[Dataset rows]
────────
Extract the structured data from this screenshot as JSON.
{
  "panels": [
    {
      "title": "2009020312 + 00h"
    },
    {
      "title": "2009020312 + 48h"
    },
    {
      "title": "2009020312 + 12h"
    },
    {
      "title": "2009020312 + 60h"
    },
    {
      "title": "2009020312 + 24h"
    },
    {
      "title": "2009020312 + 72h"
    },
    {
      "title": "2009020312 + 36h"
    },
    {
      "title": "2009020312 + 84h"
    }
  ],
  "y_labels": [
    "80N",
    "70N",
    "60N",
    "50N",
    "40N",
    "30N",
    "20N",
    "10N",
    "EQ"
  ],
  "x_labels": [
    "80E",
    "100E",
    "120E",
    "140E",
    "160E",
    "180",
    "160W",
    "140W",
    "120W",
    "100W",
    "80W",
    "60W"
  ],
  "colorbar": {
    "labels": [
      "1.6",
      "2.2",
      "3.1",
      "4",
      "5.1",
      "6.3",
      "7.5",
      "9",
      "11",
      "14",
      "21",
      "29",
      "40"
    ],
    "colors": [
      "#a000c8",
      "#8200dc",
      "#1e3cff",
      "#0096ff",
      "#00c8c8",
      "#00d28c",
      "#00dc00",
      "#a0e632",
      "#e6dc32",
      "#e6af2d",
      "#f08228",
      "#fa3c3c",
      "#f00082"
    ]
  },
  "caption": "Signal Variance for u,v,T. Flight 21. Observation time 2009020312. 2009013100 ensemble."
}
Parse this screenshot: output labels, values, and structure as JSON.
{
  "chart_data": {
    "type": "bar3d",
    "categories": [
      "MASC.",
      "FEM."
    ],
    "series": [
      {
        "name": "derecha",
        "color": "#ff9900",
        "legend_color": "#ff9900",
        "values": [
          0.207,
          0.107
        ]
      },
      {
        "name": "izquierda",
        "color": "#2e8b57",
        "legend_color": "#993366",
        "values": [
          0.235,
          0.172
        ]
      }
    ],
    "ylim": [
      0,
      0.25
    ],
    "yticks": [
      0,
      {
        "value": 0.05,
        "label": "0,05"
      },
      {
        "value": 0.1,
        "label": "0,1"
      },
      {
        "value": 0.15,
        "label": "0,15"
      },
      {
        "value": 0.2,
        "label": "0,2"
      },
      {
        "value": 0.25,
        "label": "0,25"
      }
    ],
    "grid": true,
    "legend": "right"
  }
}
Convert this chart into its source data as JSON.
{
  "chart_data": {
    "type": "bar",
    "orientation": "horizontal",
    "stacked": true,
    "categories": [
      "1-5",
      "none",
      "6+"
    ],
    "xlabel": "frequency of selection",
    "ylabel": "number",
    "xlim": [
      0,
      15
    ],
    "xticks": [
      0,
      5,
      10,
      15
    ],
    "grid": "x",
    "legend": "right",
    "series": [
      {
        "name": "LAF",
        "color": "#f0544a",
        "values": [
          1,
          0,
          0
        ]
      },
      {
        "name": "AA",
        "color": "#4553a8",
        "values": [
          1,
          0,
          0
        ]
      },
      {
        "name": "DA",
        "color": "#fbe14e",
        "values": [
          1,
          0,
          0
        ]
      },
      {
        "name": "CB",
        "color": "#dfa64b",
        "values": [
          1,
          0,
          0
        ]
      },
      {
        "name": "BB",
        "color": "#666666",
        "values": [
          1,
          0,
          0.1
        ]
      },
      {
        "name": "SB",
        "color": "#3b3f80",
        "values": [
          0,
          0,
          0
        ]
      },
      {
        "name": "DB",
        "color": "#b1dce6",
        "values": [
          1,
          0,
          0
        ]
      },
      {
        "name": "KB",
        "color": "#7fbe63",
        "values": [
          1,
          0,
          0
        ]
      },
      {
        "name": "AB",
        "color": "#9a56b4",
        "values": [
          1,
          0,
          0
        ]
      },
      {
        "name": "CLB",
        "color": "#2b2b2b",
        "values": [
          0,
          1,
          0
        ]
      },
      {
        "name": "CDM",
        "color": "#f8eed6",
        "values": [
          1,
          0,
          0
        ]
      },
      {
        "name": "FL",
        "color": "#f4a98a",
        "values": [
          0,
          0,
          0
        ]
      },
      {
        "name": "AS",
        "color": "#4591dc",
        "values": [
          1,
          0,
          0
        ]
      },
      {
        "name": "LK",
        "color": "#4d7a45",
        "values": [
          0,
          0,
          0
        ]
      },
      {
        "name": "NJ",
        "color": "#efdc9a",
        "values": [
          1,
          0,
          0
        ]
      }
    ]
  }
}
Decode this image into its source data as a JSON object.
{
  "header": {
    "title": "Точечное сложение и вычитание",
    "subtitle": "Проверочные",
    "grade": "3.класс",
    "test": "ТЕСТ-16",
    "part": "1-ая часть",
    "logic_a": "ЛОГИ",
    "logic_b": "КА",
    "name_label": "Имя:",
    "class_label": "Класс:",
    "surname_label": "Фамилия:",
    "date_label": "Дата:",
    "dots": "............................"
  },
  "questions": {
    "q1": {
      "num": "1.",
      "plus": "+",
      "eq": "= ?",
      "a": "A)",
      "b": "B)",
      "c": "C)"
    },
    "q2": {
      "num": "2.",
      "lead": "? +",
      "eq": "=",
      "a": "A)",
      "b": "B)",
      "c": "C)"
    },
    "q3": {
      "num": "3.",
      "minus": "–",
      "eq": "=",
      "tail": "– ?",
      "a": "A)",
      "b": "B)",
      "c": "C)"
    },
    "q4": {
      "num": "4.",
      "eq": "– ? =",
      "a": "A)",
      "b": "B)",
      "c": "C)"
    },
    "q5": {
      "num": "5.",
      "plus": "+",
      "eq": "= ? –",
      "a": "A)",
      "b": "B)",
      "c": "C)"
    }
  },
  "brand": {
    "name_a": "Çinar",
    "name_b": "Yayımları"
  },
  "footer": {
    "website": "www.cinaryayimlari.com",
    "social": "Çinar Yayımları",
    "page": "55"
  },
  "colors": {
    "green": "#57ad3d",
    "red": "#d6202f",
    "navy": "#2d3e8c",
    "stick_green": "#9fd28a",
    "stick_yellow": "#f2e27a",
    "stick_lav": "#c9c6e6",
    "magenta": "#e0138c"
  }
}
────────
Exercise requirements:
Which lines above contain "Çinar"? Show each of them.

Task response:
    "name_a": "Çinar",
    "social": "Çinar Yayımları",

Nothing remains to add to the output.